→ The request
Collect all lines from the records below that include the word "Gastos".

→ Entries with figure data
______

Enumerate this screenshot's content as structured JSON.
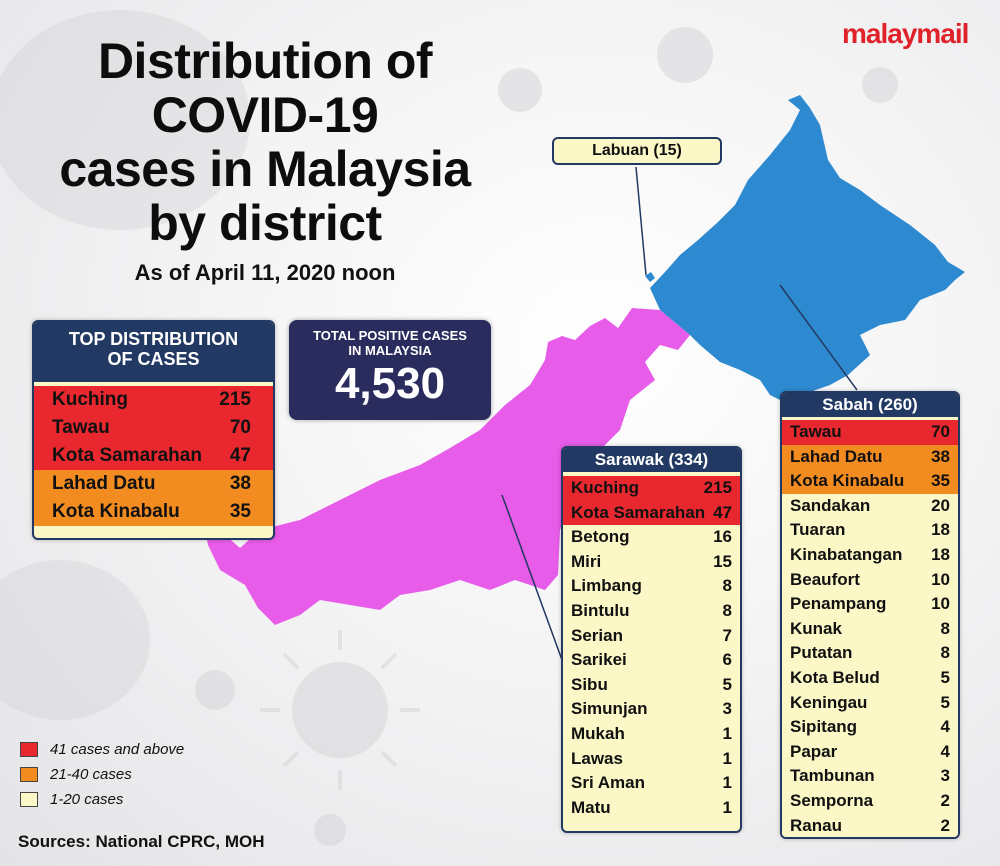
{
  "brand": "malaymail",
  "title_lines": [
    "Distribution of",
    "COVID-19",
    "cases in Malaysia",
    "by district"
  ],
  "subtitle": "As of April 11, 2020 noon",
  "colors": {
    "high": "#e8282e",
    "mid": "#f28b20",
    "low": "#fbf7c6",
    "sarawak_map": "#e75ce8",
    "sabah_map": "#2e8ad0",
    "header": "#223a63",
    "total_bg": "#2b2c5e"
  },
  "labuan": {
    "label": "Labuan (15)",
    "name": "Labuan",
    "cases": 15
  },
  "top_distribution": {
    "title_lines": [
      "TOP DISTRIBUTION",
      "OF CASES"
    ],
    "rows": [
      {
        "name": "Kuching",
        "cases": "215",
        "level": "high"
      },
      {
        "name": "Tawau",
        "cases": "70",
        "level": "high"
      },
      {
        "name": "Kota Samarahan",
        "cases": "47",
        "level": "high"
      },
      {
        "name": "Lahad Datu",
        "cases": "38",
        "level": "mid"
      },
      {
        "name": "Kota Kinabalu",
        "cases": "35",
        "level": "mid"
      }
    ]
  },
  "total": {
    "label_lines": [
      "TOTAL POSITIVE CASES",
      "IN MALAYSIA"
    ],
    "value": "4,530"
  },
  "sarawak": {
    "title": "Sarawak (334)",
    "rows": [
      {
        "name": "Kuching",
        "cases": "215",
        "level": "high"
      },
      {
        "name": "Kota Samarahan",
        "cases": "47",
        "level": "high"
      },
      {
        "name": "Betong",
        "cases": "16",
        "level": "low"
      },
      {
        "name": "Miri",
        "cases": "15",
        "level": "low"
      },
      {
        "name": "Limbang",
        "cases": "8",
        "level": "low"
      },
      {
        "name": "Bintulu",
        "cases": "8",
        "level": "low"
      },
      {
        "name": "Serian",
        "cases": "7",
        "level": "low"
      },
      {
        "name": "Sarikei",
        "cases": "6",
        "level": "low"
      },
      {
        "name": "Sibu",
        "cases": "5",
        "level": "low"
      },
      {
        "name": "Simunjan",
        "cases": "3",
        "level": "low"
      },
      {
        "name": "Mukah",
        "cases": "1",
        "level": "low"
      },
      {
        "name": "Lawas",
        "cases": "1",
        "level": "low"
      },
      {
        "name": "Sri Aman",
        "cases": "1",
        "level": "low"
      },
      {
        "name": "Matu",
        "cases": "1",
        "level": "low"
      }
    ]
  },
  "sabah": {
    "title": "Sabah (260)",
    "rows": [
      {
        "name": "Tawau",
        "cases": "70",
        "level": "high"
      },
      {
        "name": "Lahad Datu",
        "cases": "38",
        "level": "mid"
      },
      {
        "name": "Kota Kinabalu",
        "cases": "35",
        "level": "mid"
      },
      {
        "name": "Sandakan",
        "cases": "20",
        "level": "low"
      },
      {
        "name": "Tuaran",
        "cases": "18",
        "level": "low"
      },
      {
        "name": "Kinabatangan",
        "cases": "18",
        "level": "low"
      },
      {
        "name": "Beaufort",
        "cases": "10",
        "level": "low"
      },
      {
        "name": "Penampang",
        "cases": "10",
        "level": "low"
      },
      {
        "name": "Kunak",
        "cases": "8",
        "level": "low"
      },
      {
        "name": "Putatan",
        "cases": "8",
        "level": "low"
      },
      {
        "name": "Kota Belud",
        "cases": "5",
        "level": "low"
      },
      {
        "name": "Keningau",
        "cases": "5",
        "level": "low"
      },
      {
        "name": "Sipitang",
        "cases": "4",
        "level": "low"
      },
      {
        "name": "Papar",
        "cases": "4",
        "level": "low"
      },
      {
        "name": "Tambunan",
        "cases": "3",
        "level": "low"
      },
      {
        "name": "Semporna",
        "cases": "2",
        "level": "low"
      },
      {
        "name": "Ranau",
        "cases": "2",
        "level": "low"
      }
    ]
  },
  "legend": [
    {
      "label": "41 cases and above",
      "level": "high"
    },
    {
      "label": "21-40 cases",
      "level": "mid"
    },
    {
      "label": "1-20 cases",
      "level": "low"
    }
  ],
  "sources": "Sources: National CPRC, MOH"
}
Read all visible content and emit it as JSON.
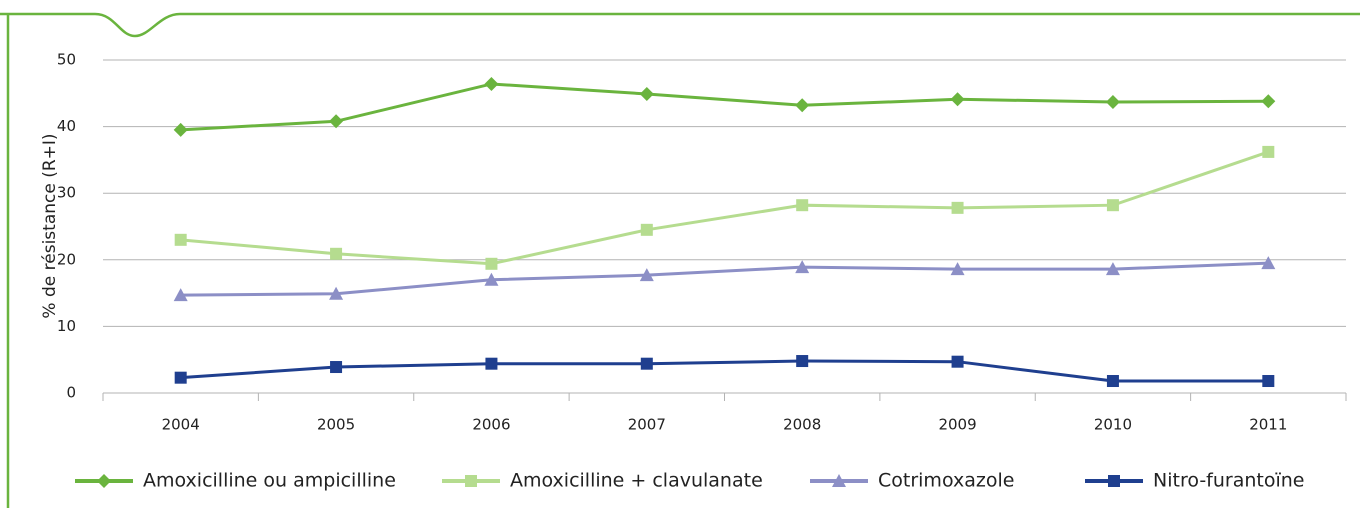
{
  "chart_data": {
    "type": "line",
    "y_label": "% de résistance (R+I)",
    "categories": [
      "2004",
      "2005",
      "2006",
      "2007",
      "2008",
      "2009",
      "2010",
      "2011"
    ],
    "series": [
      {
        "name": "Amoxicilline ou ampicilline",
        "color": "#6ab43e",
        "marker": "diamond",
        "values": [
          39.5,
          40.8,
          46.4,
          44.9,
          43.2,
          44.1,
          43.7,
          43.8
        ]
      },
      {
        "name": "Amoxicilline  + clavulanate",
        "color": "#b5dc8f",
        "marker": "square",
        "values": [
          23.0,
          20.9,
          19.4,
          24.5,
          28.2,
          27.8,
          28.2,
          36.2
        ]
      },
      {
        "name": "Cotrimoxazole",
        "color": "#8c8fc6",
        "marker": "triangle",
        "values": [
          14.7,
          14.9,
          17.0,
          17.7,
          18.9,
          18.6,
          18.6,
          19.5
        ]
      },
      {
        "name": "Nitro-furantoïne",
        "color": "#1f3f8f",
        "marker": "square",
        "values": [
          2.3,
          3.9,
          4.4,
          4.4,
          4.8,
          4.7,
          1.8,
          1.8
        ]
      }
    ],
    "ylim": [
      0,
      50
    ],
    "yticks": [
      0,
      10,
      20,
      30,
      40,
      50
    ],
    "grid": true,
    "legend": "bottom"
  }
}
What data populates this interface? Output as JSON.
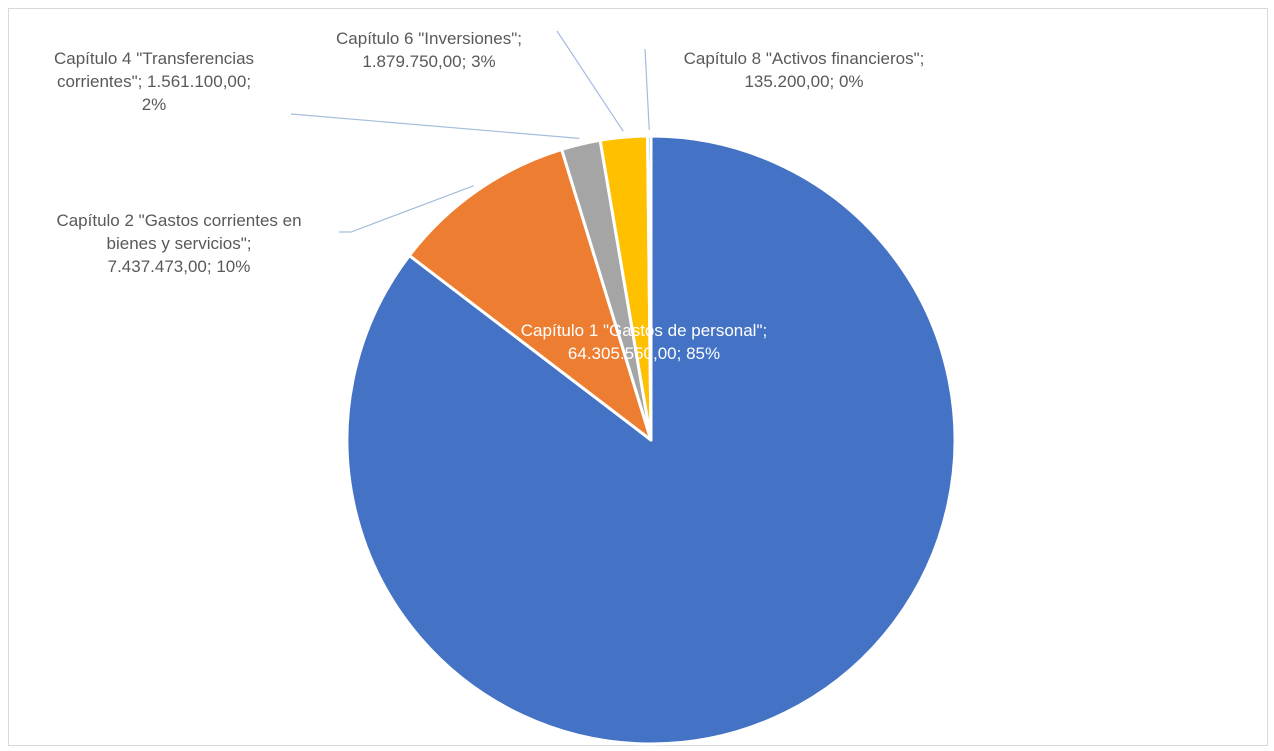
{
  "chart_data": {
    "type": "pie",
    "title": "",
    "slices": [
      {
        "label_lines": [
          "Capítulo 1 \"Gastos de personal\";",
          "64.305.550,00; 85%"
        ],
        "name": "Capítulo 1 \"Gastos de personal\"",
        "value": 64305550.0,
        "percent_label": "85%",
        "color": "#4472C4"
      },
      {
        "label_lines": [
          "Capítulo 2 \"Gastos corrientes en",
          "bienes y servicios\";",
          "7.437.473,00; 10%"
        ],
        "name": "Capítulo 2 \"Gastos corrientes en bienes y servicios\"",
        "value": 7437473.0,
        "percent_label": "10%",
        "color": "#ED7D31"
      },
      {
        "label_lines": [
          "Capítulo 4 \"Transferencias",
          "corrientes\"; 1.561.100,00;",
          "2%"
        ],
        "name": "Capítulo 4 \"Transferencias corrientes\"",
        "value": 1561100.0,
        "percent_label": "2%",
        "color": "#A5A5A5"
      },
      {
        "label_lines": [
          "Capítulo 6 \"Inversiones\";",
          "1.879.750,00; 3%"
        ],
        "name": "Capítulo 6 \"Inversiones\"",
        "value": 1879750.0,
        "percent_label": "3%",
        "color": "#FFC000"
      },
      {
        "label_lines": [
          "Capítulo 8 \"Activos financieros\";",
          "135.200,00; 0%"
        ],
        "name": "Capítulo 8 \"Activos financieros\"",
        "value": 135200.0,
        "percent_label": "0%",
        "color": "#5B9BD5"
      }
    ],
    "legend": "none",
    "leader_line_color": "#A6BDDB"
  }
}
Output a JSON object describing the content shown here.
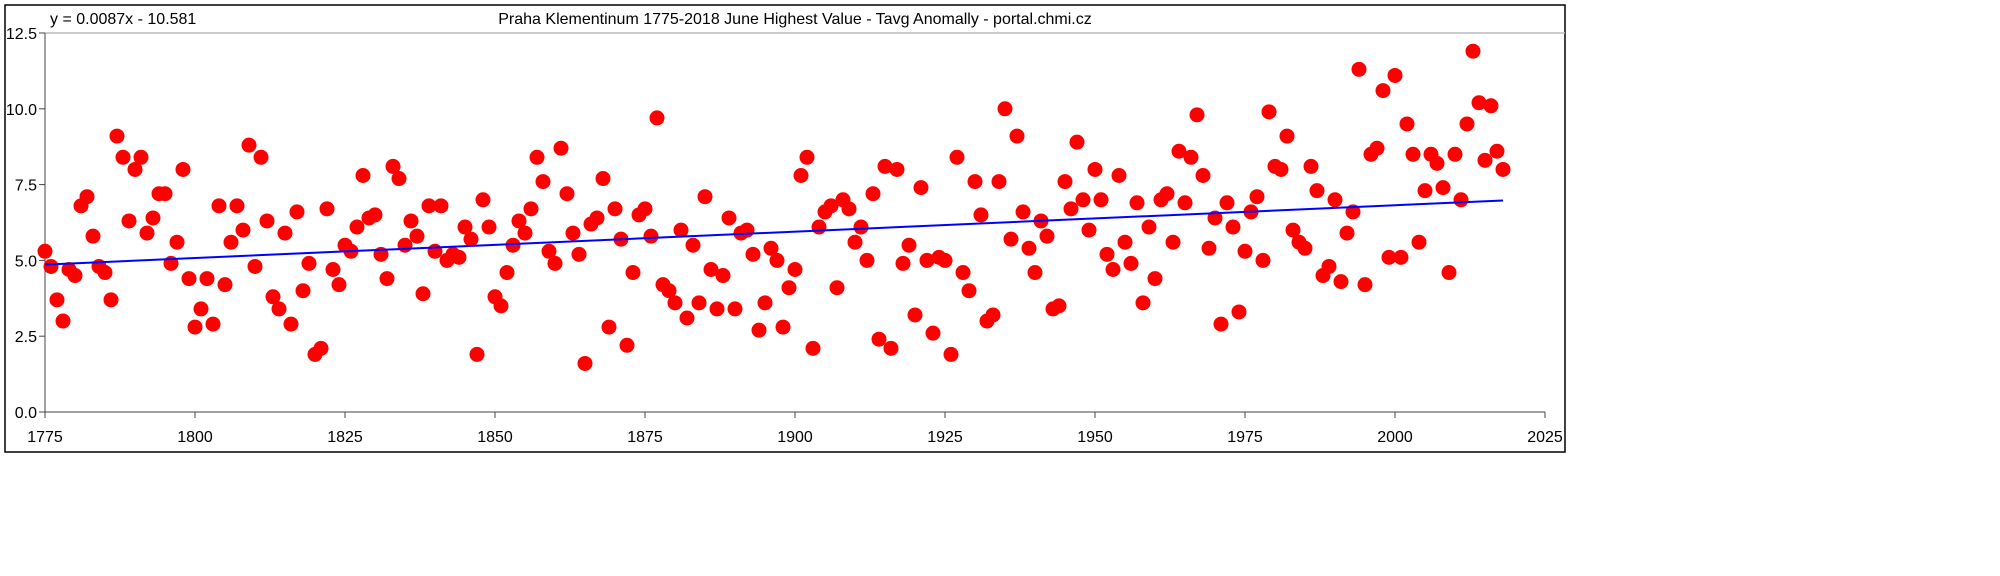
{
  "chart_data": {
    "type": "scatter",
    "title": "Praha Klementinum 1775-2018 June Highest Value - Tavg Anomally - portal.chmi.cz",
    "trendline_label": "y = 0.0087x - 10.581",
    "trendline": {
      "slope": 0.0087,
      "intercept": -10.581,
      "color": "#0000ff"
    },
    "marker_color": "#ff0000",
    "xlabel": "",
    "ylabel": "",
    "xlim": [
      1775,
      2025
    ],
    "ylim": [
      0,
      12.5
    ],
    "xticks": [
      "1775",
      "1800",
      "1825",
      "1850",
      "1875",
      "1900",
      "1925",
      "1950",
      "1975",
      "2000",
      "2025"
    ],
    "yticks": [
      "0.0",
      "2.5",
      "5.0",
      "7.5",
      "10.0",
      "12.5"
    ],
    "grid": "top line only",
    "x_start": 1775,
    "values": [
      5.3,
      4.8,
      3.7,
      3.0,
      4.7,
      4.5,
      6.8,
      7.1,
      5.8,
      4.8,
      4.6,
      3.7,
      9.1,
      8.4,
      6.3,
      8.0,
      8.4,
      5.9,
      6.4,
      7.2,
      7.2,
      4.9,
      5.6,
      8.0,
      4.4,
      2.8,
      3.4,
      4.4,
      2.9,
      6.8,
      4.2,
      5.6,
      6.8,
      6.0,
      8.8,
      4.8,
      8.4,
      6.3,
      3.8,
      3.4,
      5.9,
      2.9,
      6.6,
      4.0,
      4.9,
      1.9,
      2.1,
      6.7,
      4.7,
      4.2,
      5.5,
      5.3,
      6.1,
      7.8,
      6.4,
      6.5,
      5.2,
      4.4,
      8.1,
      7.7,
      5.5,
      6.3,
      5.8,
      3.9,
      6.8,
      5.3,
      6.8,
      5.0,
      5.2,
      5.1,
      6.1,
      5.7,
      1.9,
      7.0,
      6.1,
      3.8,
      3.5,
      4.6,
      5.5,
      6.3,
      5.9,
      6.7,
      8.4,
      7.6,
      5.3,
      4.9,
      8.7,
      7.2,
      5.9,
      5.2,
      1.6,
      6.2,
      6.4,
      7.7,
      2.8,
      6.7,
      5.7,
      2.2,
      4.6,
      6.5,
      6.7,
      5.8,
      9.7,
      4.2,
      4.0,
      3.6,
      6.0,
      3.1,
      5.5,
      3.6,
      7.1,
      4.7,
      3.4,
      4.5,
      6.4,
      3.4,
      5.9,
      6.0,
      5.2,
      2.7,
      3.6,
      5.4,
      5.0,
      2.8,
      4.1,
      4.7,
      7.8,
      8.4,
      2.1,
      6.1,
      6.6,
      6.8,
      4.1,
      7.0,
      6.7,
      5.6,
      6.1,
      5.0,
      7.2,
      2.4,
      8.1,
      2.1,
      8.0,
      4.9,
      5.5,
      3.2,
      7.4,
      5.0,
      2.6,
      5.1,
      5.0,
      1.9,
      8.4,
      4.6,
      4.0,
      7.6,
      6.5,
      3.0,
      3.2,
      7.6,
      10.0,
      5.7,
      9.1,
      6.6,
      5.4,
      4.6,
      6.3,
      5.8,
      3.4,
      3.5,
      7.6,
      6.7,
      8.9,
      7.0,
      6.0,
      8.0,
      7.0,
      5.2,
      4.7,
      7.8,
      5.6,
      4.9,
      6.9,
      3.6,
      6.1,
      4.4,
      7.0,
      7.2,
      5.6,
      8.6,
      6.9,
      8.4,
      9.8,
      7.8,
      5.4,
      6.4,
      2.9,
      6.9,
      6.1,
      3.3,
      5.3,
      6.6,
      7.1,
      5.0,
      9.9,
      8.1,
      8.0,
      9.1,
      6.0,
      5.6,
      5.4,
      8.1,
      7.3,
      4.5,
      4.8,
      7.0,
      4.3,
      5.9,
      6.6,
      11.3,
      4.2,
      8.5,
      8.7,
      10.6,
      5.1,
      11.1,
      5.1,
      9.5,
      8.5,
      5.6,
      7.3,
      8.5,
      8.2,
      7.4,
      4.6,
      8.5,
      7.0,
      9.5,
      11.9,
      10.2,
      8.3,
      10.1,
      8.6,
      8.0
    ]
  }
}
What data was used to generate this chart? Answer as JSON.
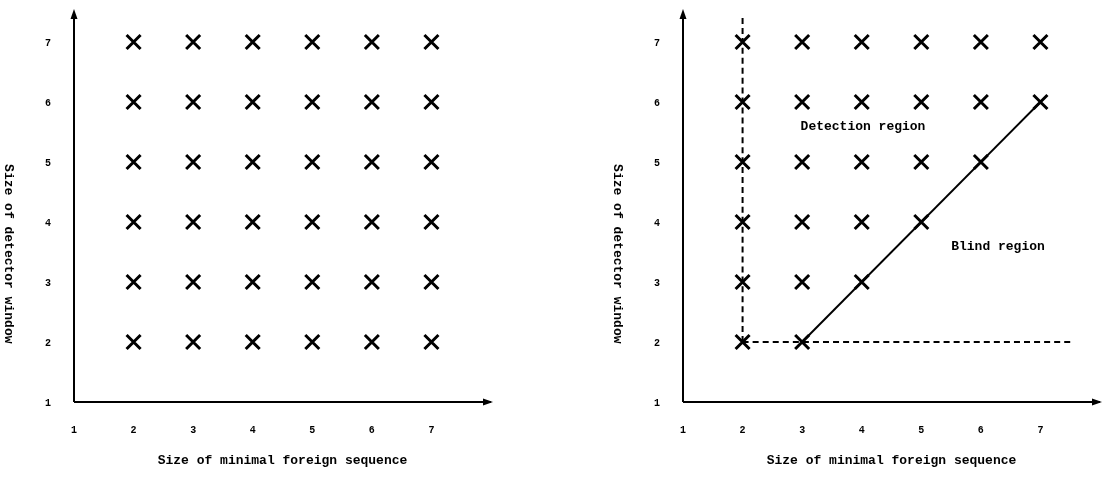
{
  "chart_data": [
    {
      "type": "scatter",
      "xlabel": "Size of minimal foreign sequence",
      "ylabel": "Size of detector window",
      "x": [
        2,
        2,
        2,
        2,
        2,
        2,
        3,
        3,
        3,
        3,
        3,
        3,
        4,
        4,
        4,
        4,
        4,
        4,
        5,
        5,
        5,
        5,
        5,
        5,
        6,
        6,
        6,
        6,
        6,
        6,
        7,
        7,
        7,
        7,
        7,
        7
      ],
      "values": [
        2,
        3,
        4,
        5,
        6,
        7,
        2,
        3,
        4,
        5,
        6,
        7,
        2,
        3,
        4,
        5,
        6,
        7,
        2,
        3,
        4,
        5,
        6,
        7,
        2,
        3,
        4,
        5,
        6,
        7,
        2,
        3,
        4,
        5,
        6,
        7
      ],
      "color": "#000000",
      "marker": "cross",
      "xlim": [
        1,
        8
      ],
      "ylim": [
        1,
        7.5
      ],
      "xticks": [
        1,
        2,
        3,
        4,
        5,
        6,
        7
      ],
      "yticks": [
        1,
        2,
        3,
        4,
        5,
        6,
        7
      ]
    },
    {
      "type": "scatter",
      "xlabel": "Size of minimal foreign sequence",
      "ylabel": "Size of detector window",
      "series": [
        {
          "type": "line",
          "x": [
            2,
            2
          ],
          "values": [
            2,
            7.4
          ],
          "color": "#000000",
          "line_style": "dashed",
          "marker": "none"
        },
        {
          "type": "line",
          "x": [
            2,
            7.5
          ],
          "values": [
            2,
            2
          ],
          "color": "#000000",
          "line_style": "dashed",
          "marker": "none"
        },
        {
          "type": "line",
          "x": [
            3,
            7
          ],
          "values": [
            2,
            6
          ],
          "color": "#000000",
          "line_style": "solid",
          "marker": "none"
        },
        {
          "x": [
            2,
            2,
            2,
            2,
            2,
            2,
            3,
            3,
            3,
            3,
            3,
            3,
            4,
            4,
            4,
            4,
            4,
            5,
            5,
            5,
            5,
            6,
            6,
            6,
            7,
            7
          ],
          "values": [
            2,
            3,
            4,
            5,
            6,
            7,
            2,
            3,
            4,
            5,
            6,
            7,
            3,
            4,
            5,
            6,
            7,
            4,
            5,
            6,
            7,
            5,
            6,
            7,
            6,
            7
          ],
          "color": "#000000",
          "marker": "cross"
        }
      ],
      "annotations": [
        "Detection region",
        "Blind region"
      ],
      "xlim": [
        1,
        8
      ],
      "ylim": [
        1,
        7.5
      ],
      "xticks": [
        1,
        2,
        3,
        4,
        5,
        6,
        7
      ],
      "yticks": [
        1,
        2,
        3,
        4,
        5,
        6,
        7
      ]
    }
  ]
}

______

→ The completed task
          "Capítulo 1 \"Gastos de personal\";",
        "name": "Capítulo 1 \"Gastos de personal\"",
          "Capítulo 2 \"Gastos corrientes en",
        "name": "Capítulo 2 \"Gastos corrientes en bienes y servicios\"",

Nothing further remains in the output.